# EXERCISE
Quote every line as given.

# PROVIDED DATA
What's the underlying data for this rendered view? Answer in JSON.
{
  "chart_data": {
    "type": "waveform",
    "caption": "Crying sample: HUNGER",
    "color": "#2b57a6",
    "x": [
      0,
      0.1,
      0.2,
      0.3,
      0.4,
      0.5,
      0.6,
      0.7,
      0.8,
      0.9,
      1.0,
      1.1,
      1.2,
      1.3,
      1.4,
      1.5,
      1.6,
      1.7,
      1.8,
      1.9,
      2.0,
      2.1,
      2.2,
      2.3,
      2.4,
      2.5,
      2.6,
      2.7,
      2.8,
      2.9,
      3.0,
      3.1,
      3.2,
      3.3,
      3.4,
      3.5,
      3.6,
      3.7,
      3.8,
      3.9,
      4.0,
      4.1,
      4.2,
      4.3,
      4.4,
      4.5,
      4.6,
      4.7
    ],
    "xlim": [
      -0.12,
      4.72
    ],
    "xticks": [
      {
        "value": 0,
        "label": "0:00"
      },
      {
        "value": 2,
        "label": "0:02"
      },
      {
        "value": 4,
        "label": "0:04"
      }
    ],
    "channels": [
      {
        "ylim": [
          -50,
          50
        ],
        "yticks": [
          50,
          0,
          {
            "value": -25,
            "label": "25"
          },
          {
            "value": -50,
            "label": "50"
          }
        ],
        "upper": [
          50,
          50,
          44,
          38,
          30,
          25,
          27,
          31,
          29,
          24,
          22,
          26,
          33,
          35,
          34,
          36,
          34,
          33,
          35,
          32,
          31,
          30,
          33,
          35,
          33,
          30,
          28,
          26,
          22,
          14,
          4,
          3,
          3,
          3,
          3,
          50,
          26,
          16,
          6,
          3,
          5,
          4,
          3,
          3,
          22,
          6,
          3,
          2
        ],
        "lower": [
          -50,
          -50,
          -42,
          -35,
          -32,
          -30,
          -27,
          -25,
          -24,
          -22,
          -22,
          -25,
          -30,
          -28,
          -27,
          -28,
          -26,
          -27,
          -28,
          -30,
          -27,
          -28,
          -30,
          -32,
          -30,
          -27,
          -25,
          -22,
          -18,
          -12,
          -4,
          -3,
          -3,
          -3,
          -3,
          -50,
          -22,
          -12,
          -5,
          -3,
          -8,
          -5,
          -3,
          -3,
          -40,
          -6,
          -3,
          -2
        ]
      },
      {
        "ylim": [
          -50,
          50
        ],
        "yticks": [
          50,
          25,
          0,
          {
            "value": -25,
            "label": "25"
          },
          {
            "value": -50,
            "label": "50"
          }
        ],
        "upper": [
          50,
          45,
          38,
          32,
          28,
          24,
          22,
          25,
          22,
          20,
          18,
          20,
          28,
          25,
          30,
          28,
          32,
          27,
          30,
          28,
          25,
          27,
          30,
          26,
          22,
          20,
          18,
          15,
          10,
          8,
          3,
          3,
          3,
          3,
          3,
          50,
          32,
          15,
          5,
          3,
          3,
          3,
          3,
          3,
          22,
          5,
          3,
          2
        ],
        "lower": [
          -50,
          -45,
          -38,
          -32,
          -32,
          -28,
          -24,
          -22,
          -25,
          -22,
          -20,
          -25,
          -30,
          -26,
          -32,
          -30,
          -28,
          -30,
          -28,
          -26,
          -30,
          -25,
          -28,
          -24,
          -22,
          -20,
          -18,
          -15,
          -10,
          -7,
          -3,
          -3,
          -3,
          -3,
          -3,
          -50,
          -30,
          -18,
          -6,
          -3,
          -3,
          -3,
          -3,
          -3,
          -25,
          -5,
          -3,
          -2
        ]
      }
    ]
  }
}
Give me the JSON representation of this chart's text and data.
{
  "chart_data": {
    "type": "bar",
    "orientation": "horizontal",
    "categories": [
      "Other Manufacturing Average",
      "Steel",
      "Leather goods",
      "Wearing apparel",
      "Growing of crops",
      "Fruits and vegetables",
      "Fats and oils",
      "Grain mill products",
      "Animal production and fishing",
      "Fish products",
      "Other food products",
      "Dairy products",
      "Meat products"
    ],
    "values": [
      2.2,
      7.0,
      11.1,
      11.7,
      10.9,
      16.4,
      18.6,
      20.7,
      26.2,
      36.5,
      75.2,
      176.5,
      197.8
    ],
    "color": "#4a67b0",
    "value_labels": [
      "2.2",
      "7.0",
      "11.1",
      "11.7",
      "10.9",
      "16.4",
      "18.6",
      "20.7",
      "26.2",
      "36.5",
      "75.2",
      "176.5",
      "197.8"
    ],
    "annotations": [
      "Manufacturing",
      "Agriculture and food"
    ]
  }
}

# RESPONSE BELOW
What's the underlying data for this rendered view? Answer in JSON.
{
  "chart_data": {
    "type": "waveform",
    "caption": "Crying sample: HUNGER",
    "color": "#2b57a6",
    "x": [
      0,
      0.1,
      0.2,
      0.3,
      0.4,
      0.5,
      0.6,
      0.7,
      0.8,
      0.9,
      1.0,
      1.1,
      1.2,
      1.3,
      1.4,
      1.5,
      1.6,
      1.7,
      1.8,
      1.9,
      2.0,
      2.1,
      2.2,
      2.3,
      2.4,
      2.5,
      2.6,
      2.7,
      2.8,
      2.9,
      3.0,
      3.1,
      3.2,
      3.3,
      3.4,
      3.5,
      3.6,
      3.7,
      3.8,
      3.9,
      4.0,
      4.1,
      4.2,
      4.3,
      4.4,
      4.5,
      4.6,
      4.7
    ],
    "xlim": [
      -0.12,
      4.72
    ],
    "xticks": [
      {
        "value": 0,
        "label": "0:00"
      },
      {
        "value": 2,
        "label": "0:02"
      },
      {
        "value": 4,
        "label": "0:04"
      }
    ],
    "channels": [
      {
        "ylim": [
          -50,
          50
        ],
        "yticks": [
          50,
          0,
          {
            "value": -25,
            "label": "25"
          },
          {
            "value": -50,
            "label": "50"
          }
        ],
        "upper": [
          50,
          50,
          44,
          38,
          30,
          25,
          27,
          31,
          29,
          24,
          22,
          26,
          33,
          35,
          34,
          36,
          34,
          33,
          35,
          32,
          31,
          30,
          33,
          35,
          33,
          30,
          28,
          26,
          22,
          14,
          4,
          3,
          3,
          3,
          3,
          50,
          26,
          16,
          6,
          3,
          5,
          4,
          3,
          3,
          22,
          6,
          3,
          2
        ],
        "lower": [
          -50,
          -50,
          -42,
          -35,
          -32,
          -30,
          -27,
          -25,
          -24,
          -22,
          -22,
          -25,
          -30,
          -28,
          -27,
          -28,
          -26,
          -27,
          -28,
          -30,
          -27,
          -28,
          -30,
          -32,
          -30,
          -27,
          -25,
          -22,
          -18,
          -12,
          -4,
          -3,
          -3,
          -3,
          -3,
          -50,
          -22,
          -12,
          -5,
          -3,
          -8,
          -5,
          -3,
          -3,
          -40,
          -6,
          -3,
          -2
        ]
      },
      {
        "ylim": [
          -50,
          50
        ],
        "yticks": [
          50,
          25,
          0,
          {
            "value": -25,
            "label": "25"
          },
          {
            "value": -50,
            "label": "50"
          }
        ],
        "upper": [
          50,
          45,
          38,
          32,
          28,
          24,
          22,
          25,
          22,
          20,
          18,
          20,
          28,
          25,
          30,
          28,
          32,
          27,
          30,
          28,
          25,
          27,
          30,
          26,
          22,
          20,
          18,
          15,
          10,
          8,
          3,
          3,
          3,
          3,
          3,
          50,
          32,
          15,
          5,
          3,
          3,
          3,
          3,
          3,
          22,
          5,
          3,
          2
        ],
        "lower": [
          -50,
          -45,
          -38,
          -32,
          -32,
          -28,
          -24,
          -22,
          -25,
          -22,
          -20,
          -25,
          -30,
          -26,
          -32,
          -30,
          -28,
          -30,
          -28,
          -26,
          -30,
          -25,
          -28,
          -24,
          -22,
          -20,
          -18,
          -15,
          -10,
          -7,
          -3,
          -3,
          -3,
          -3,
          -3,
          -50,
          -30,
          -18,
          -6,
          -3,
          -3,
          -3,
          -3,
          -3,
          -25,
          -5,
          -3,
          -2
        ]
      }
    ]
  }
}
Give me the JSON representation of this chart's text and data.
{
  "chart_data": {
    "type": "bar",
    "orientation": "horizontal",
    "categories": [
      "Other Manufacturing Average",
      "Steel",
      "Leather goods",
      "Wearing apparel",
      "Growing of crops",
      "Fruits and vegetables",
      "Fats and oils",
      "Grain mill products",
      "Animal production and fishing",
      "Fish products",
      "Other food products",
      "Dairy products",
      "Meat products"
    ],
    "values": [
      2.2,
      7.0,
      11.1,
      11.7,
      10.9,
      16.4,
      18.6,
      20.7,
      26.2,
      36.5,
      75.2,
      176.5,
      197.8
    ],
    "color": "#4a67b0",
    "value_labels": [
      "2.2",
      "7.0",
      "11.1",
      "11.7",
      "10.9",
      "16.4",
      "18.6",
      "20.7",
      "26.2",
      "36.5",
      "75.2",
      "176.5",
      "197.8"
    ],
    "annotations": [
      "Manufacturing",
      "Agriculture and food"
    ]
  }
}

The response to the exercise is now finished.